* **EXERCISE MATERIAL**
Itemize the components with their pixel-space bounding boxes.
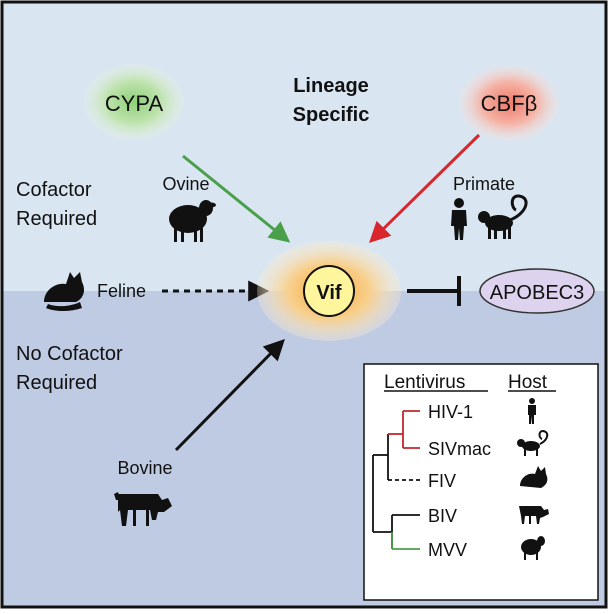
cypa-label: CYPA bbox=[105, 91, 164, 116]
cat-icon bbox=[44, 272, 84, 311]
bovine-label: Bovine bbox=[117, 458, 172, 478]
cbfb-node: CBFβ bbox=[459, 65, 559, 141]
inhibition-symbol bbox=[407, 276, 461, 306]
ovine-label: Ovine bbox=[162, 174, 209, 194]
phylogeny-inset: Lentivirus Host HIV-1 SIVmac FIV BIV MVV bbox=[363, 363, 599, 601]
no-cofactor-label-2: Required bbox=[16, 372, 97, 394]
cbfb-arrow bbox=[369, 133, 481, 243]
monkey-icon bbox=[517, 429, 549, 456]
apobec3-label: APOBEC3 bbox=[490, 282, 584, 304]
cow-icon bbox=[519, 506, 549, 524]
lineage-specific-label-2: Specific bbox=[293, 104, 370, 126]
monkey-icon bbox=[478, 194, 528, 239]
cofactor-required-label: Cofactor bbox=[16, 179, 92, 201]
cypa-arrow bbox=[182, 154, 291, 243]
host-header: Host bbox=[508, 372, 548, 393]
virus-label-hiv1: HIV-1 bbox=[428, 402, 473, 422]
lentivirus-header: Lentivirus bbox=[384, 372, 465, 393]
top-region bbox=[3, 3, 605, 291]
virus-label-mvv: MVV bbox=[428, 540, 467, 560]
bovine-arrow bbox=[174, 339, 285, 452]
cow-icon bbox=[114, 492, 172, 526]
sheep-icon bbox=[169, 200, 216, 242]
feline-label: Feline bbox=[97, 281, 146, 301]
virus-label-sivmac: SIVmac bbox=[428, 439, 491, 459]
cypa-node: CYPA bbox=[84, 64, 184, 140]
human-icon bbox=[451, 198, 467, 240]
virus-label-biv: BIV bbox=[428, 506, 457, 526]
apobec3-node: APOBEC3 bbox=[479, 268, 595, 314]
cofactor-required-label-2: Required bbox=[16, 208, 97, 230]
virus-label-fiv: FIV bbox=[428, 471, 456, 491]
vif-label: Vif bbox=[316, 282, 342, 304]
cat-icon bbox=[520, 466, 548, 488]
lineage-specific-label: Lineage bbox=[293, 75, 369, 97]
primate-label: Primate bbox=[453, 174, 515, 194]
human-icon bbox=[528, 398, 536, 424]
sheep-icon bbox=[521, 536, 545, 560]
cbfb-label: CBFβ bbox=[481, 91, 538, 116]
no-cofactor-label: No Cofactor bbox=[16, 343, 123, 365]
vif-node: Vif bbox=[257, 241, 401, 341]
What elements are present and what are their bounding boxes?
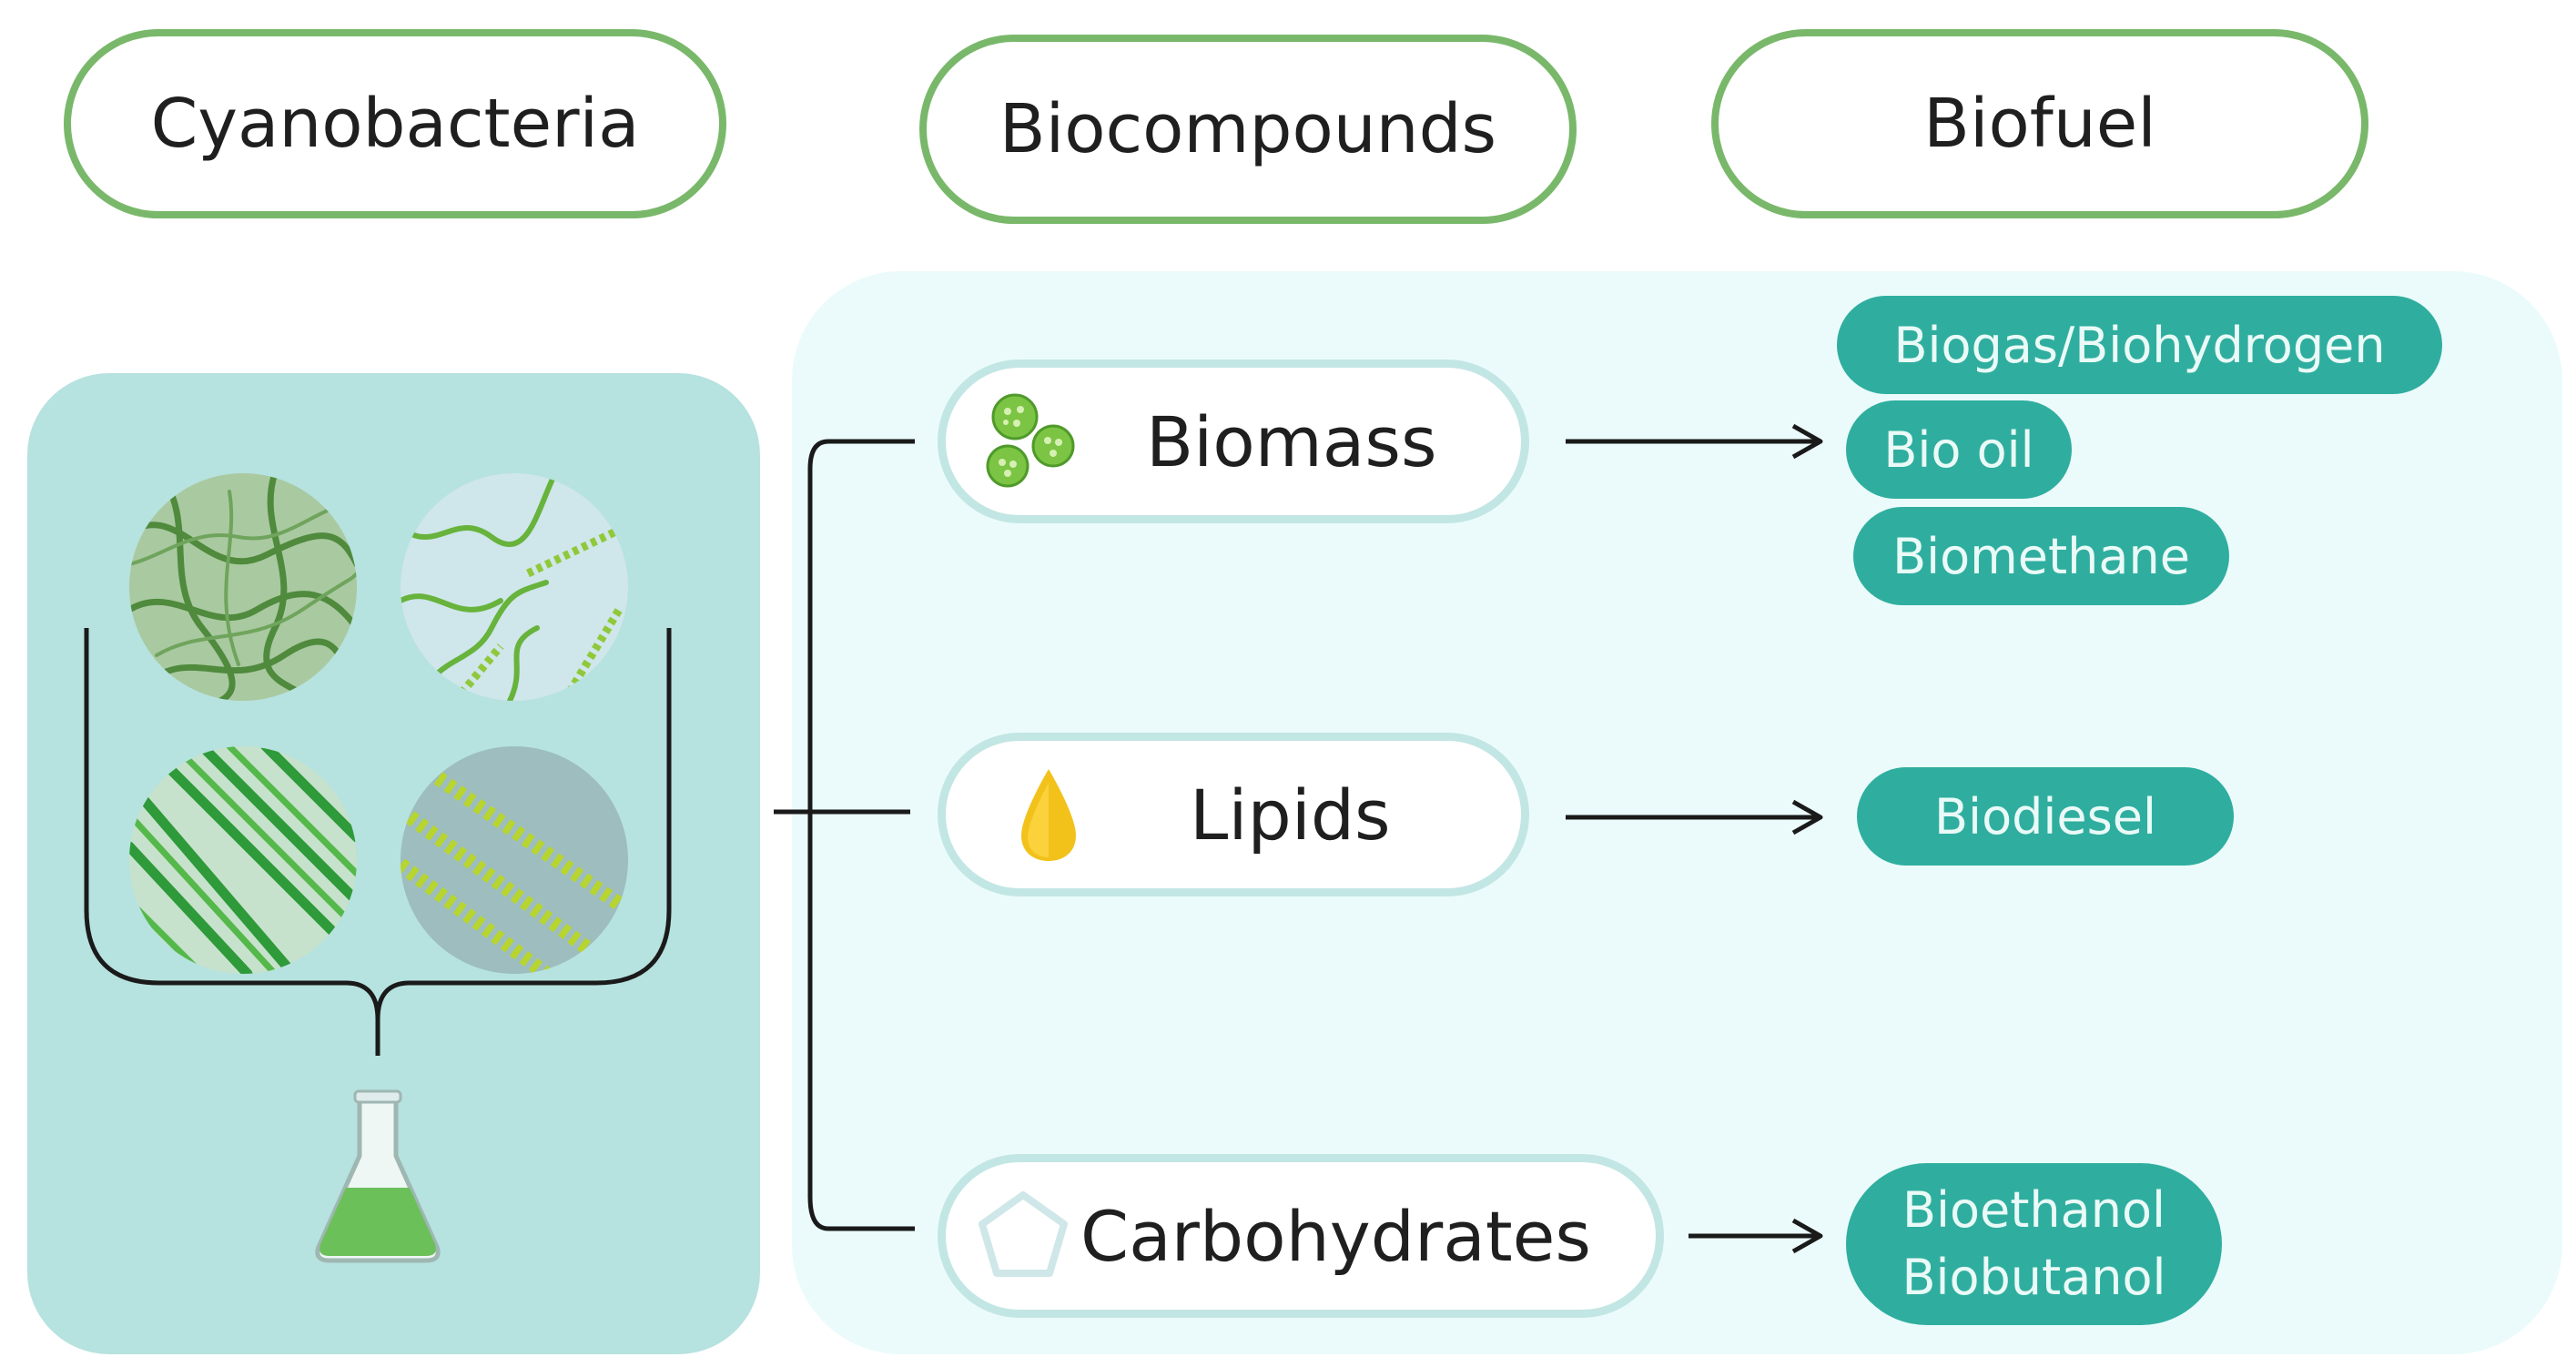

* **TASK BRIEF**
Go through the material above and return each line that holds the word "lineage".

* **ANSWER TO THIS EXERCISE**
lineage-specific-label-2: Specific bbox=[293, 104, 370, 126]
lineage-specific-label: Lineage bbox=[293, 75, 369, 97]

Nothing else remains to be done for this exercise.